─── Data rows
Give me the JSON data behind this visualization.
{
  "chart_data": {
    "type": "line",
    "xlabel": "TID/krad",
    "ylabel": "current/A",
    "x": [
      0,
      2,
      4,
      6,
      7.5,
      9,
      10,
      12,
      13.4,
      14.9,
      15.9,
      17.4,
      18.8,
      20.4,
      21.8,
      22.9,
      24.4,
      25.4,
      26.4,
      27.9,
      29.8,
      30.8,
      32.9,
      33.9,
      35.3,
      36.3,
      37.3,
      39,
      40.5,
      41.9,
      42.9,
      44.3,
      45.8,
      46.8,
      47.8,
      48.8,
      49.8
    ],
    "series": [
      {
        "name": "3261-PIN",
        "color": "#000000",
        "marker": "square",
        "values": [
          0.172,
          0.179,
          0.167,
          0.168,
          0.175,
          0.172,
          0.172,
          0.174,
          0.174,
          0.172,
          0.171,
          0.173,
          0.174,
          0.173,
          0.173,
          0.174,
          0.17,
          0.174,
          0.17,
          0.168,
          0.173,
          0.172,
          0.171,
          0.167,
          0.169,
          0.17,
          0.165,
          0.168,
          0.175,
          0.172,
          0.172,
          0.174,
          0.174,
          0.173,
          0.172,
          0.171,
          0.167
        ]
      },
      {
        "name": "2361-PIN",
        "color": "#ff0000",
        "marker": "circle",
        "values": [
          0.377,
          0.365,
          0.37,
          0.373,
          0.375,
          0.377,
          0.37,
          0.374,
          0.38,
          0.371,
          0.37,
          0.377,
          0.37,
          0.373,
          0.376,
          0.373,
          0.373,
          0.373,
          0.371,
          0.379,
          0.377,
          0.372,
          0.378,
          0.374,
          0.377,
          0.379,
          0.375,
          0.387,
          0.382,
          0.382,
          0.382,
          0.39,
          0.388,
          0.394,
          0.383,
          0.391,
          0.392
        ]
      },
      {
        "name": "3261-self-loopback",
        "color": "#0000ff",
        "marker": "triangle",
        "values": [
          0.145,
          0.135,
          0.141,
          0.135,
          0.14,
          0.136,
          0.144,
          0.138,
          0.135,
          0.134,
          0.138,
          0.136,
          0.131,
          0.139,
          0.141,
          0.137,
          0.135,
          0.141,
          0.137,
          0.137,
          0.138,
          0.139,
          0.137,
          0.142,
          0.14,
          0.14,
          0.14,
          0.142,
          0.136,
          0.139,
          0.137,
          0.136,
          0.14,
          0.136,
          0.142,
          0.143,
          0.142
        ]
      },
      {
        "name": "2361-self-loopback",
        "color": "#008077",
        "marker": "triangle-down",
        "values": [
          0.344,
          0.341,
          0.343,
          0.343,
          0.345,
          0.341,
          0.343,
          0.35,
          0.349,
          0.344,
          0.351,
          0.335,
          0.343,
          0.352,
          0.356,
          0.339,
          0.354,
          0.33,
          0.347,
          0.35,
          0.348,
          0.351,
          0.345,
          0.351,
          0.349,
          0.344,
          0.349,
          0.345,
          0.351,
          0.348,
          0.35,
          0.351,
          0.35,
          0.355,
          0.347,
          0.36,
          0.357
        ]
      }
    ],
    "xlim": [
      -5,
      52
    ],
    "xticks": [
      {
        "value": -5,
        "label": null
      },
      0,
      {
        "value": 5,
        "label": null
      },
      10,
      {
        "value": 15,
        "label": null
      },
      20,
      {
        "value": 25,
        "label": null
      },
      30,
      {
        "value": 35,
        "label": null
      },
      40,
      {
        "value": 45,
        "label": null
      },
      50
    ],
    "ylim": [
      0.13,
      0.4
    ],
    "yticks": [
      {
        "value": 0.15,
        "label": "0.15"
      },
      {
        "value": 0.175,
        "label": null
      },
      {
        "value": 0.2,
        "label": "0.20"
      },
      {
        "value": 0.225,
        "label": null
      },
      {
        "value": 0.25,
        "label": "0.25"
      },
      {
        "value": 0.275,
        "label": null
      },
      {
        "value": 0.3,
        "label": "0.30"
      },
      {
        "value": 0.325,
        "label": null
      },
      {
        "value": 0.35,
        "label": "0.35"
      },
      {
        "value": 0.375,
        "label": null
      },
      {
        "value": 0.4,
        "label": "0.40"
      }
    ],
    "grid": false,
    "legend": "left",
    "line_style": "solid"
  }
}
──────
__What is asked__
Output each record precisely as given.

__Full response__
Give me the JSON data behind this visualization.
{
  "chart_data": {
    "type": "line",
    "xlabel": "TID/krad",
    "ylabel": "current/A",
    "x": [
      0,
      2,
      4,
      6,
      7.5,
      9,
      10,
      12,
      13.4,
      14.9,
      15.9,
      17.4,
      18.8,
      20.4,
      21.8,
      22.9,
      24.4,
      25.4,
      26.4,
      27.9,
      29.8,
      30.8,
      32.9,
      33.9,
      35.3,
      36.3,
      37.3,
      39,
      40.5,
      41.9,
      42.9,
      44.3,
      45.8,
      46.8,
      47.8,
      48.8,
      49.8
    ],
    "series": [
      {
        "name": "3261-PIN",
        "color": "#000000",
        "marker": "square",
        "values": [
          0.172,
          0.179,
          0.167,
          0.168,
          0.175,
          0.172,
          0.172,
          0.174,
          0.174,
          0.172,
          0.171,
          0.173,
          0.174,
          0.173,
          0.173,
          0.174,
          0.17,
          0.174,
          0.17,
          0.168,
          0.173,
          0.172,
          0.171,
          0.167,
          0.169,
          0.17,
          0.165,
          0.168,
          0.175,
          0.172,
          0.172,
          0.174,
          0.174,
          0.173,
          0.172,
          0.171,
          0.167
        ]
      },
      {
        "name": "2361-PIN",
        "color": "#ff0000",
        "marker": "circle",
        "values": [
          0.377,
          0.365,
          0.37,
          0.373,
          0.375,
          0.377,
          0.37,
          0.374,
          0.38,
          0.371,
          0.37,
          0.377,
          0.37,
          0.373,
          0.376,
          0.373,
          0.373,
          0.373,
          0.371,
          0.379,
          0.377,
          0.372,
          0.378,
          0.374,
          0.377,
          0.379,
          0.375,
          0.387,
          0.382,
          0.382,
          0.382,
          0.39,
          0.388,
          0.394,
          0.383,
          0.391,
          0.392
        ]
      },
      {
        "name": "3261-self-loopback",
        "color": "#0000ff",
        "marker": "triangle",
        "values": [
          0.145,
          0.135,
          0.141,
          0.135,
          0.14,
          0.136,
          0.144,
          0.138,
          0.135,
          0.134,
          0.138,
          0.136,
          0.131,
          0.139,
          0.141,
          0.137,
          0.135,
          0.141,
          0.137,
          0.137,
          0.138,
          0.139,
          0.137,
          0.142,
          0.14,
          0.14,
          0.14,
          0.142,
          0.136,
          0.139,
          0.137,
          0.136,
          0.14,
          0.136,
          0.142,
          0.143,
          0.142
        ]
      },
      {
        "name": "2361-self-loopback",
        "color": "#008077",
        "marker": "triangle-down",
        "values": [
          0.344,
          0.341,
          0.343,
          0.343,
          0.345,
          0.341,
          0.343,
          0.35,
          0.349,
          0.344,
          0.351,
          0.335,
          0.343,
          0.352,
          0.356,
          0.339,
          0.354,
          0.33,
          0.347,
          0.35,
          0.348,
          0.351,
          0.345,
          0.351,
          0.349,
          0.344,
          0.349,
          0.345,
          0.351,
          0.348,
          0.35,
          0.351,
          0.35,
          0.355,
          0.347,
          0.36,
          0.357
        ]
      }
    ],
    "xlim": [
      -5,
      52
    ],
    "xticks": [
      {
        "value": -5,
        "label": null
      },
      0,
      {
        "value": 5,
        "label": null
      },
      10,
      {
        "value": 15,
        "label": null
      },
      20,
      {
        "value": 25,
        "label": null
      },
      30,
      {
        "value": 35,
        "label": null
      },
      40,
      {
        "value": 45,
        "label": null
      },
      50
    ],
    "ylim": [
      0.13,
      0.4
    ],
    "yticks": [
      {
        "value": 0.15,
        "label": "0.15"
      },
      {
        "value": 0.175,
        "label": null
      },
      {
        "value": 0.2,
        "label": "0.20"
      },
      {
        "value": 0.225,
        "label": null
      },
      {
        "value": 0.25,
        "label": "0.25"
      },
      {
        "value": 0.275,
        "label": null
      },
      {
        "value": 0.3,
        "label": "0.30"
      },
      {
        "value": 0.325,
        "label": null
      },
      {
        "value": 0.35,
        "label": "0.35"
      },
      {
        "value": 0.375,
        "label": null
      },
      {
        "value": 0.4,
        "label": "0.40"
      }
    ],
    "grid": false,
    "legend": "left",
    "line_style": "solid"
  }
}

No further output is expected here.